§ Records from a collection:
- - - - - - -
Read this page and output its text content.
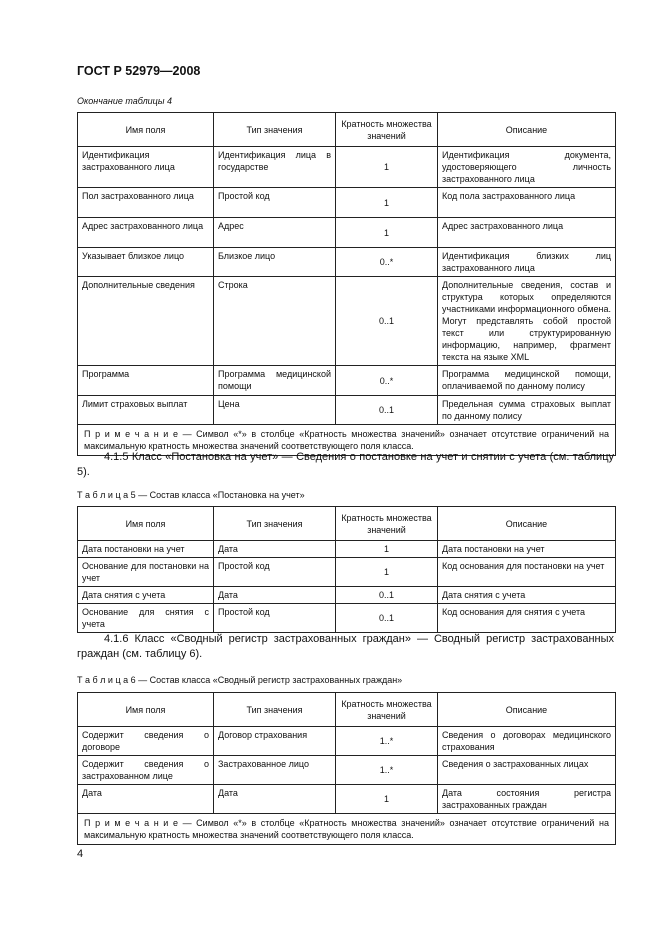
ГОСТ Р 52979—2008
Окончание таблицы 4
Имя поля	Тип значения	Кратность множества значений	Описание
Идентификация застрахованного лица	Идентификация лица в государстве	1	Идентификация документа, удостоверяющего личность застрахованного лица
Пол застрахованного лица	Простой код	1	Код пола застрахованного лица
Адрес застрахованного лица	Адрес	1	Адрес застрахованного лица
Указывает близкое лицо	Близкое лицо	0..*	Идентификация близких лиц застрахованного лица
Дополнительные сведения	Строка	0..1	Дополнительные сведения, состав и структура которых определяются участниками информационного обмена. Могут представлять собой простой текст или структурированную информацию, например, фрагмент текста на языке XML
Программа	Программа медицинской помощи	0..*	Программа медицинской помощи, оплачиваемой по данному полису
Лимит страховых выплат	Цена	0..1	Предельная сумма страховых выплат по данному полису
П р и м е ч а н и е — Символ «*» в столбце «Кратность множества значений» означает отсутствие ограничений на максимальную кратность множества значений соответствующего поля класса.			
4.1.5 Класс «Постановка на учет» — Сведения о постановке на учет и снятии с учета (см. таблицу 5).
Т а б л и ц а 5 — Состав класса «Постановка на учет»
Имя поля	Тип значения	Кратность множества значений	Описание
Дата постановки на учет	Дата	1	Дата постановки на учет
Основание для постановки на учет	Простой код	1	Код основания для постановки на учет
Дата снятия с учета	Дата	0..1	Дата снятия с учета
Основание для снятия с учета	Простой код	0..1	Код основания для снятия с учета
4.1.6 Класс «Сводный регистр застрахованных граждан» — Сводный регистр застрахованных граждан (см. таблицу 6).
Т а б л и ц а 6 — Состав класса «Сводный регистр застрахованных граждан»
Имя поля	Тип значения	Кратность множества значений	Описание
Содержит сведения о договоре	Договор страхования	1..*	Сведения о договорах медицинского страхования
Содержит сведения о застрахованном лице	Застрахованное лицо	1..*	Сведения о застрахованных лицах
Дата	Дата	1	Дата состояния регистра застрахованных граждан
П р и м е ч а н и е — Символ «*» в столбце «Кратность множества значений» означает отсутствие ограничений на максимальную кратность множества значений соответствующего поля класса.			
4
- - - - - - -
§ Aim of the task: Retype the records exactly. Any image in them should not appear in what you write.

§ Answer to the exercise:
Read this page and output its text content.
ГОСТ Р 52979—2008
Окончание таблицы 4
Имя поля	Тип значения	Кратность множества значений	Описание
Идентификация застрахованного лица	Идентификация лица в государстве	1	Идентификация документа, удостоверяющего личность застрахованного лица
Пол застрахованного лица	Простой код	1	Код пола застрахованного лица
Адрес застрахованного лица	Адрес	1	Адрес застрахованного лица
Указывает близкое лицо	Близкое лицо	0..*	Идентификация близких лиц застрахованного лица
Дополнительные сведения	Строка	0..1	Дополнительные сведения, состав и структура которых определяются участниками информационного обмена. Могут представлять собой простой текст или структурированную информацию, например, фрагмент текста на языке XML
Программа	Программа медицинской помощи	0..*	Программа медицинской помощи, оплачиваемой по данному полису
Лимит страховых выплат	Цена	0..1	Предельная сумма страховых выплат по данному полису
П р и м е ч а н и е — Символ «*» в столбце «Кратность множества значений» означает отсутствие ограничений на максимальную кратность множества значений соответствующего поля класса.			
4.1.5 Класс «Постановка на учет» — Сведения о постановке на учет и снятии с учета (см. таблицу 5).
Т а б л и ц а 5 — Состав класса «Постановка на учет»
Имя поля	Тип значения	Кратность множества значений	Описание
Дата постановки на учет	Дата	1	Дата постановки на учет
Основание для постановки на учет	Простой код	1	Код основания для постановки на учет
Дата снятия с учета	Дата	0..1	Дата снятия с учета
Основание для снятия с учета	Простой код	0..1	Код основания для снятия с учета
4.1.6 Класс «Сводный регистр застрахованных граждан» — Сводный регистр застрахованных граждан (см. таблицу 6).
Т а б л и ц а 6 — Состав класса «Сводный регистр застрахованных граждан»
Имя поля	Тип значения	Кратность множества значений	Описание
Содержит сведения о договоре	Договор страхования	1..*	Сведения о договорах медицинского страхования
Содержит сведения о застрахованном лице	Застрахованное лицо	1..*	Сведения о застрахованных лицах
Дата	Дата	1	Дата состояния регистра застрахованных граждан
П р и м е ч а н и е — Символ «*» в столбце «Кратность множества значений» означает отсутствие ограничений на максимальную кратность множества значений соответствующего поля класса.			
4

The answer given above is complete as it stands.